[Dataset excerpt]
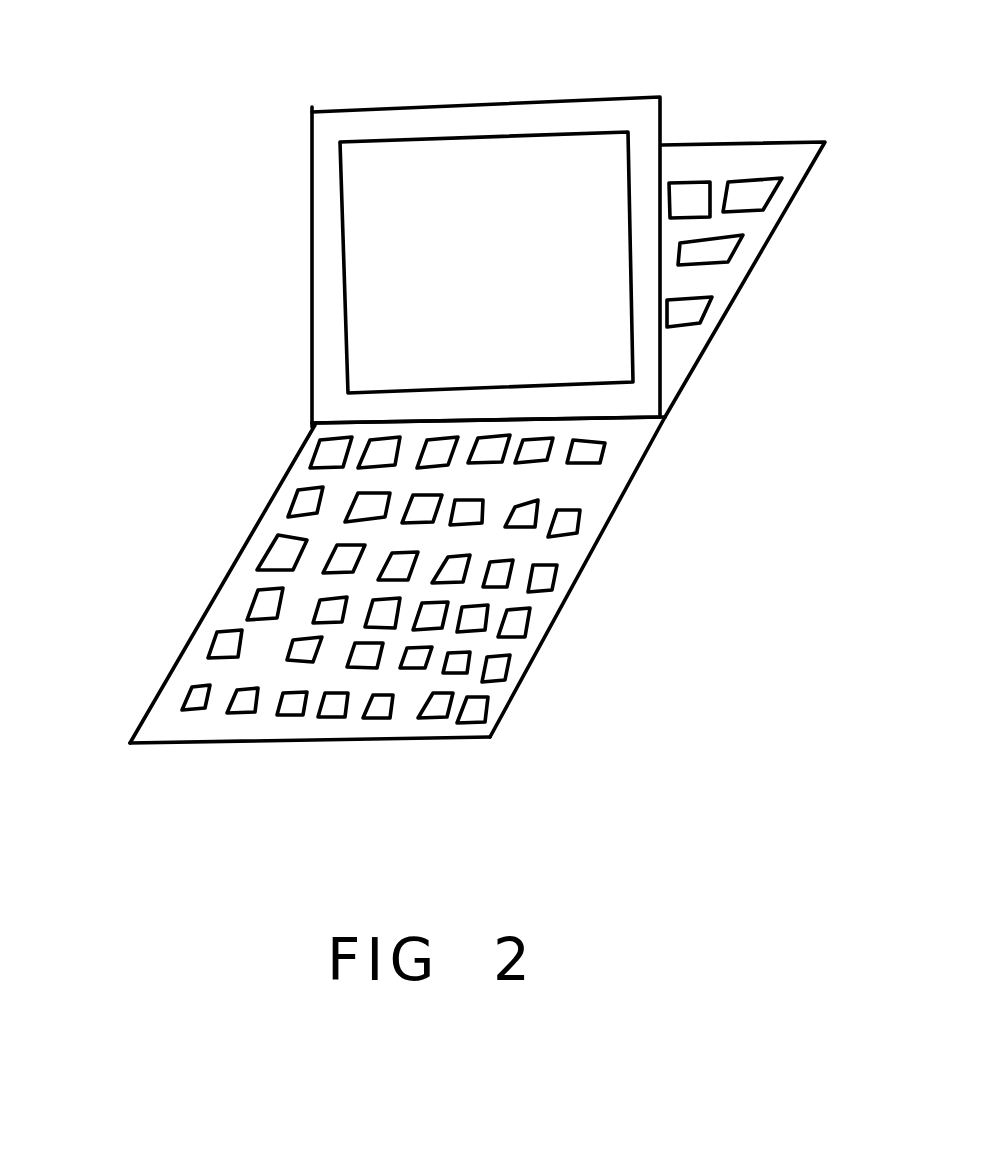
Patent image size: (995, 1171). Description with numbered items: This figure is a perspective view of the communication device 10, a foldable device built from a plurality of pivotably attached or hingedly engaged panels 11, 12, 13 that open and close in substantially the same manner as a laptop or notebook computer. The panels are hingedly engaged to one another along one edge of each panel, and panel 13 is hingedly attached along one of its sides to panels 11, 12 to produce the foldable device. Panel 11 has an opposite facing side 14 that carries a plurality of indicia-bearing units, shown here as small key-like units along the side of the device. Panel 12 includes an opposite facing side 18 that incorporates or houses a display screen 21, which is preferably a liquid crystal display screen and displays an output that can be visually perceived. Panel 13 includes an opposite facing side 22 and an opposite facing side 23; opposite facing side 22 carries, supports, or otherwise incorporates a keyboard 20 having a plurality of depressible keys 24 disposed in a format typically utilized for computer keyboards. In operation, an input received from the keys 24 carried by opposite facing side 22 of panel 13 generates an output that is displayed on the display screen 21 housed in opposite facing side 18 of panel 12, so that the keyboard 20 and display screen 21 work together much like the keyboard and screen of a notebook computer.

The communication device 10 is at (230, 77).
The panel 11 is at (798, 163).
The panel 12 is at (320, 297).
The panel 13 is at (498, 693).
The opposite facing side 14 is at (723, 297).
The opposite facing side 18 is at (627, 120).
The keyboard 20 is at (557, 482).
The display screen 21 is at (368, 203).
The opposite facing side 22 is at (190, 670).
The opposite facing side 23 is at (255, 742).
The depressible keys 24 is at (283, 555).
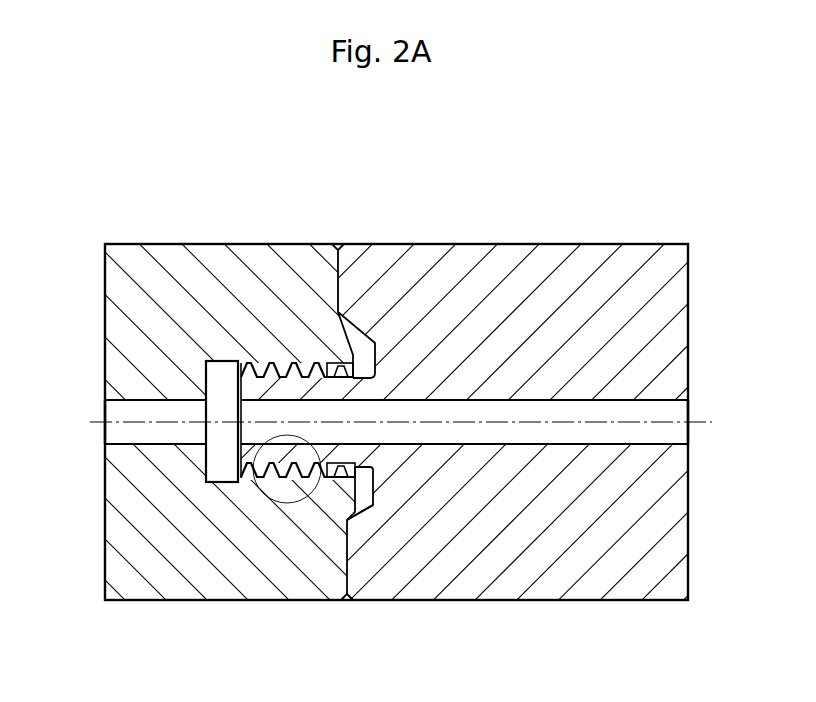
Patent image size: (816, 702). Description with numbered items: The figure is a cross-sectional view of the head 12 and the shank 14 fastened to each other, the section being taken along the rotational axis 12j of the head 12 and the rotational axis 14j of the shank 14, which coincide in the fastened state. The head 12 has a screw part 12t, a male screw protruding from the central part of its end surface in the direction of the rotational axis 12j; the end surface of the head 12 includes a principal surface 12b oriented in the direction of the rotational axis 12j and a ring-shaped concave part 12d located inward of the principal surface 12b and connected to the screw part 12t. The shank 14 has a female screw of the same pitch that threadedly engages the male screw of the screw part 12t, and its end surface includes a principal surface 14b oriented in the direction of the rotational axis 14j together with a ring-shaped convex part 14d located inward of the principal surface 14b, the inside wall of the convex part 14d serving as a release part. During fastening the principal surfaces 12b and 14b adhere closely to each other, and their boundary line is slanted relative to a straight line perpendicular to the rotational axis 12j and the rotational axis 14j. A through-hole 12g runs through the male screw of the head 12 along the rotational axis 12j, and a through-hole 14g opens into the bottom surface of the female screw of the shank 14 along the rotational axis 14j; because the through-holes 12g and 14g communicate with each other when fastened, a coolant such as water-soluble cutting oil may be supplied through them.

- _DIRECTIVE_
Reproduce the material word for word, from its beginning through the line containing "The depressible keys 24 is at (283, 555).", and leave the pictures out.

- _RESULT_
Patent image size: (995, 1171). Description with numbered items: This figure is a perspective view of the communication device 10, a foldable device built from a plurality of pivotably attached or hingedly engaged panels 11, 12, 13 that open and close in substantially the same manner as a laptop or notebook computer. The panels are hingedly engaged to one another along one edge of each panel, and panel 13 is hingedly attached along one of its sides to panels 11, 12 to produce the foldable device. Panel 11 has an opposite facing side 14 that carries a plurality of indicia-bearing units, shown here as small key-like units along the side of the device. Panel 12 includes an opposite facing side 18 that incorporates or houses a display screen 21, which is preferably a liquid crystal display screen and displays an output that can be visually perceived. Panel 13 includes an opposite facing side 22 and an opposite facing side 23; opposite facing side 22 carries, supports, or otherwise incorporates a keyboard 20 having a plurality of depressible keys 24 disposed in a format typically utilized for computer keyboards. In operation, an input received from the keys 24 carried by opposite facing side 22 of panel 13 generates an output that is displayed on the display screen 21 housed in opposite facing side 18 of panel 12, so that the keyboard 20 and display screen 21 work together much like the keyboard and screen of a notebook computer.

The communication device 10 is at (230, 77).
The panel 11 is at (798, 163).
The panel 12 is at (320, 297).
The panel 13 is at (498, 693).
The opposite facing side 14 is at (723, 297).
The opposite facing side 18 is at (627, 120).
The keyboard 20 is at (557, 482).
The display screen 21 is at (368, 203).
The opposite facing side 22 is at (190, 670).
The opposite facing side 23 is at (255, 742).
The depressible keys 24 is at (283, 555).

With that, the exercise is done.